* Dataset extract:
□ □ □ □ □
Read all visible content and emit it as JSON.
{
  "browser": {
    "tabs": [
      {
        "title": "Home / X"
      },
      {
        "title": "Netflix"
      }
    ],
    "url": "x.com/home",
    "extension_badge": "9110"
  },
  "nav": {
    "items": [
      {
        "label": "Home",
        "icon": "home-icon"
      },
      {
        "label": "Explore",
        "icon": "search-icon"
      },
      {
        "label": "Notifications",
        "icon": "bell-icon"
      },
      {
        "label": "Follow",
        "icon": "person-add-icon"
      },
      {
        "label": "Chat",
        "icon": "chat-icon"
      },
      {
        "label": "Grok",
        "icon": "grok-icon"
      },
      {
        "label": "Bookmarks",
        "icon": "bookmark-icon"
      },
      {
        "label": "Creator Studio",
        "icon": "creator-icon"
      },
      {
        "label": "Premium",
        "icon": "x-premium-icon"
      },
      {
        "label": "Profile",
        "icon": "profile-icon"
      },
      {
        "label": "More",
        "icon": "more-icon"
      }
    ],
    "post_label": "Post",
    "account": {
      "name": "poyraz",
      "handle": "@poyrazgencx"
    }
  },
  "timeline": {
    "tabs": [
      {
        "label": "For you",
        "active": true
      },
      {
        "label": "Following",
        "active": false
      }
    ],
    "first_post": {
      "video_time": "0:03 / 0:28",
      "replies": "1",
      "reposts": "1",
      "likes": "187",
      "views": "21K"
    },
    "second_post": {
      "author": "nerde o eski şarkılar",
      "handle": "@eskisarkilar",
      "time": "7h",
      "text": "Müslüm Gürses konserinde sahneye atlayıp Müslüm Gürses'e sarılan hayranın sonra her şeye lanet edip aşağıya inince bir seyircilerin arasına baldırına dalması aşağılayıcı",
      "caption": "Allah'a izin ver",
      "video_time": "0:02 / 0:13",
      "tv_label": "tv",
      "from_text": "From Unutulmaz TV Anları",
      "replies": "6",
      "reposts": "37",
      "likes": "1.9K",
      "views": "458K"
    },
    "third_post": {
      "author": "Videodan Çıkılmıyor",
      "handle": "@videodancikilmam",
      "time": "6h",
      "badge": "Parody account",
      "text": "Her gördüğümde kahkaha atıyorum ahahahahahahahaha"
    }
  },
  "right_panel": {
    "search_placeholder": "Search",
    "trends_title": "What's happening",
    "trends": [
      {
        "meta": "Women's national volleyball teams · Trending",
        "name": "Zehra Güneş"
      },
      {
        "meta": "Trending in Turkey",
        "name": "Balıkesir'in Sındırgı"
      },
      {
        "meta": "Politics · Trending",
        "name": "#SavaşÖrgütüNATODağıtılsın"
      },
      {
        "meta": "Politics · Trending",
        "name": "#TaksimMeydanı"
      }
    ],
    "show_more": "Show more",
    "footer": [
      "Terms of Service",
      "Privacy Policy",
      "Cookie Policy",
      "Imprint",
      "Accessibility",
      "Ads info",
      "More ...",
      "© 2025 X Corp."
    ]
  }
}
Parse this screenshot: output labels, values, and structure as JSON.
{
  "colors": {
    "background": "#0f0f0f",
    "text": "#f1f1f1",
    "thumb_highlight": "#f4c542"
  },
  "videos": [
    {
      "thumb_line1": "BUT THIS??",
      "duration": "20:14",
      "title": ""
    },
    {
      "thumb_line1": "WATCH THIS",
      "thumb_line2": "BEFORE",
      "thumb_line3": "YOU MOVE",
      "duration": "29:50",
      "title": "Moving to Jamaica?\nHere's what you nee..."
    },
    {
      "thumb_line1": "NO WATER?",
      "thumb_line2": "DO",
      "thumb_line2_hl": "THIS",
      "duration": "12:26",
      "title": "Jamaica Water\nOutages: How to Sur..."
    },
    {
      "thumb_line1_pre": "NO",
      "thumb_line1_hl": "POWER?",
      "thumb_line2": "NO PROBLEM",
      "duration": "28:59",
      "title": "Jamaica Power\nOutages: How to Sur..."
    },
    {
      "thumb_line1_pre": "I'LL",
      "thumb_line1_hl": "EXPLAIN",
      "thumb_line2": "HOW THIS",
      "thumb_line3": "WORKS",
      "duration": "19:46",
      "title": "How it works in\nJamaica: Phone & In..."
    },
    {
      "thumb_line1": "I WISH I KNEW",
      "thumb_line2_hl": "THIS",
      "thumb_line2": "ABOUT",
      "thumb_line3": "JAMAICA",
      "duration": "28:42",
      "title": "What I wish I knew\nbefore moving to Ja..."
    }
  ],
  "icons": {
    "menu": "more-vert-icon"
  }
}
□ □ □ □ □
Reproduce the listing above word for word.

Read all visible content and emit it as JSON.
{
  "browser": {
    "tabs": [
      {
        "title": "Home / X"
      },
      {
        "title": "Netflix"
      }
    ],
    "url": "x.com/home",
    "extension_badge": "9110"
  },
  "nav": {
    "items": [
      {
        "label": "Home",
        "icon": "home-icon"
      },
      {
        "label": "Explore",
        "icon": "search-icon"
      },
      {
        "label": "Notifications",
        "icon": "bell-icon"
      },
      {
        "label": "Follow",
        "icon": "person-add-icon"
      },
      {
        "label": "Chat",
        "icon": "chat-icon"
      },
      {
        "label": "Grok",
        "icon": "grok-icon"
      },
      {
        "label": "Bookmarks",
        "icon": "bookmark-icon"
      },
      {
        "label": "Creator Studio",
        "icon": "creator-icon"
      },
      {
        "label": "Premium",
        "icon": "x-premium-icon"
      },
      {
        "label": "Profile",
        "icon": "profile-icon"
      },
      {
        "label": "More",
        "icon": "more-icon"
      }
    ],
    "post_label": "Post",
    "account": {
      "name": "poyraz",
      "handle": "@poyrazgencx"
    }
  },
  "timeline": {
    "tabs": [
      {
        "label": "For you",
        "active": true
      },
      {
        "label": "Following",
        "active": false
      }
    ],
    "first_post": {
      "video_time": "0:03 / 0:28",
      "replies": "1",
      "reposts": "1",
      "likes": "187",
      "views": "21K"
    },
    "second_post": {
      "author": "nerde o eski şarkılar",
      "handle": "@eskisarkilar",
      "time": "7h",
      "text": "Müslüm Gürses konserinde sahneye atlayıp Müslüm Gürses'e sarılan hayranın sonra her şeye lanet edip aşağıya inince bir seyircilerin arasına baldırına dalması aşağılayıcı",
      "caption": "Allah'a izin ver",
      "video_time": "0:02 / 0:13",
      "tv_label": "tv",
      "from_text": "From Unutulmaz TV Anları",
      "replies": "6",
      "reposts": "37",
      "likes": "1.9K",
      "views": "458K"
    },
    "third_post": {
      "author": "Videodan Çıkılmıyor",
      "handle": "@videodancikilmam",
      "time": "6h",
      "badge": "Parody account",
      "text": "Her gördüğümde kahkaha atıyorum ahahahahahahahaha"
    }
  },
  "right_panel": {
    "search_placeholder": "Search",
    "trends_title": "What's happening",
    "trends": [
      {
        "meta": "Women's national volleyball teams · Trending",
        "name": "Zehra Güneş"
      },
      {
        "meta": "Trending in Turkey",
        "name": "Balıkesir'in Sındırgı"
      },
      {
        "meta": "Politics · Trending",
        "name": "#SavaşÖrgütüNATODağıtılsın"
      },
      {
        "meta": "Politics · Trending",
        "name": "#TaksimMeydanı"
      }
    ],
    "show_more": "Show more",
    "footer": [
      "Terms of Service",
      "Privacy Policy",
      "Cookie Policy",
      "Imprint",
      "Accessibility",
      "Ads info",
      "More ...",
      "© 2025 X Corp."
    ]
  }
}
Parse this screenshot: output labels, values, and structure as JSON.
{
  "colors": {
    "background": "#0f0f0f",
    "text": "#f1f1f1",
    "thumb_highlight": "#f4c542"
  },
  "videos": [
    {
      "thumb_line1": "BUT THIS??",
      "duration": "20:14",
      "title": ""
    },
    {
      "thumb_line1": "WATCH THIS",
      "thumb_line2": "BEFORE",
      "thumb_line3": "YOU MOVE",
      "duration": "29:50",
      "title": "Moving to Jamaica?\nHere's what you nee..."
    },
    {
      "thumb_line1": "NO WATER?",
      "thumb_line2": "DO",
      "thumb_line2_hl": "THIS",
      "duration": "12:26",
      "title": "Jamaica Water\nOutages: How to Sur..."
    },
    {
      "thumb_line1_pre": "NO",
      "thumb_line1_hl": "POWER?",
      "thumb_line2": "NO PROBLEM",
      "duration": "28:59",
      "title": "Jamaica Power\nOutages: How to Sur..."
    },
    {
      "thumb_line1_pre": "I'LL",
      "thumb_line1_hl": "EXPLAIN",
      "thumb_line2": "HOW THIS",
      "thumb_line3": "WORKS",
      "duration": "19:46",
      "title": "How it works in\nJamaica: Phone & In..."
    },
    {
      "thumb_line1": "I WISH I KNEW",
      "thumb_line2_hl": "THIS",
      "thumb_line2": "ABOUT",
      "thumb_line3": "JAMAICA",
      "duration": "28:42",
      "title": "What I wish I knew\nbefore moving to Ja..."
    }
  ],
  "icons": {
    "menu": "more-vert-icon"
  }
}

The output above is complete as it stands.